Problem set -
a) Answer these questions about the weather thread, one line each:
(i) How many acres did Jeff Foxworthy buy, according to H2H1?
(ii) What temperature does PattieAM give for the present?
(iii) How many alligators did DL Rupper see at St Marks Nat'l Wildlife Refuge?
b) Rewrite the part of the weather thread between "We are fine" and "brodavid (Jan 9, 2008)", inclusive, substituting "light snow" for "wintry mix".
c) Name each distinct username that posts in the weather thread, counting a repeat poster only once.

# WEATHER



## H2H1 (Jan 9, 2008)

HEY NASH, ROD AND KEN and everyone caught up in this storm how are ya'll doing? I hope you only got the rain and no damage. keep us informed on how you are holding up. And Nash don't forget your neighbor ( in Georgia) 
	

	
	
		
		

		
			





 when you hit it big in Hollywood.Who know you might just be the next Jeff Foxworthy.BTW, Jeff bought 1000 acres about 30 miles from me so he could have a place to go hunting on. now this land wasn't cheap at $10,000 per acres = 10mil. just drove the price of land up even more.


----------



## DL Rupper (Jan 9, 2008)

Re: WEATHER

Everyone OK?


----------



## PattieAM (Jan 9, 2008)

Re: WEATHER

Monday and Tuesday were in the 70's here in Maryland, and I mowed the shaggy part of the lawn.  At present it's 62 and breezy.  Can't complain as it's lowering my utility bills.  By Monday however we might see some snow showers.


----------



## Grandview Trailer Sa (Jan 9, 2008)

Re: WEATHER

We are fine here, just a little rain last night.  Sunshine now, with temps. in mid to upper 50's.  Cooling off this weekend, maybe wintry mix on Sunday.


----------



## brodavid (Jan 9, 2008)

Re: WEATHER

Partly cloudy and 76, getting my 730 Tan,
been out walking and getting my daughter and dog out outside while we can, storm blew past us with just a few showers


----------



## DL Rupper (Jan 9, 2008)

Re: WEATHER

We went to St Marks Nat'l Wildlife Refuge today.  Boy what a surprise.  All the lakes and ponds were pretty much empty.  Just a few birds and 5 alligators.  Must be drought.  7 years ago we saw hundreds of birds and lots of alligators.  I guess the Northeast part of the Florida panhandle needs more rain.


----------



## C Nash (Jan 9, 2008)

Re: WEATHER

No damage here just lighting and rain. They are predicting another round through here tomorrow.

Stored data -
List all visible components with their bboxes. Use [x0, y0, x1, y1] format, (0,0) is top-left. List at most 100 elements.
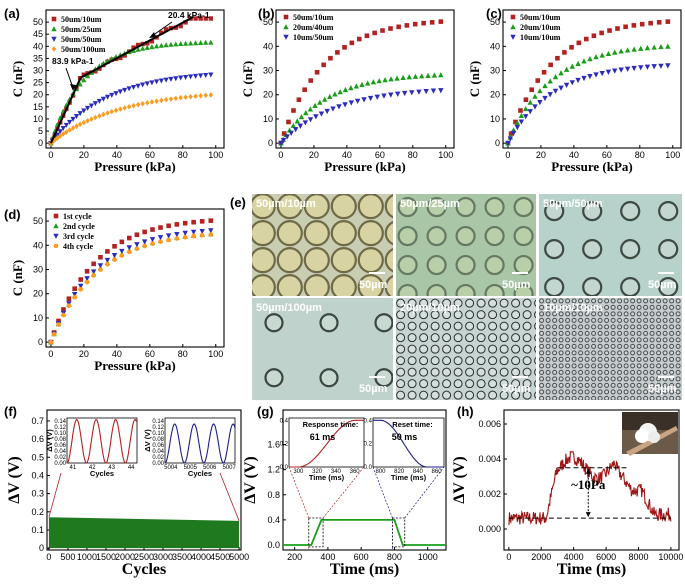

In response -
a)
(i) 1000 acres
(ii) 62
(iii) 5

b)
We are fine here, just a little rain last night.  Sunshine now, with temps. in mid to upper 50's.  Cooling off this weekend, maybe light snow on Sunday.


----------



## brodavid (Jan 9, 2008)

c)
H2H1
DL Rupper
PattieAM
Grandview Trailer Sa
brodavid
C Nash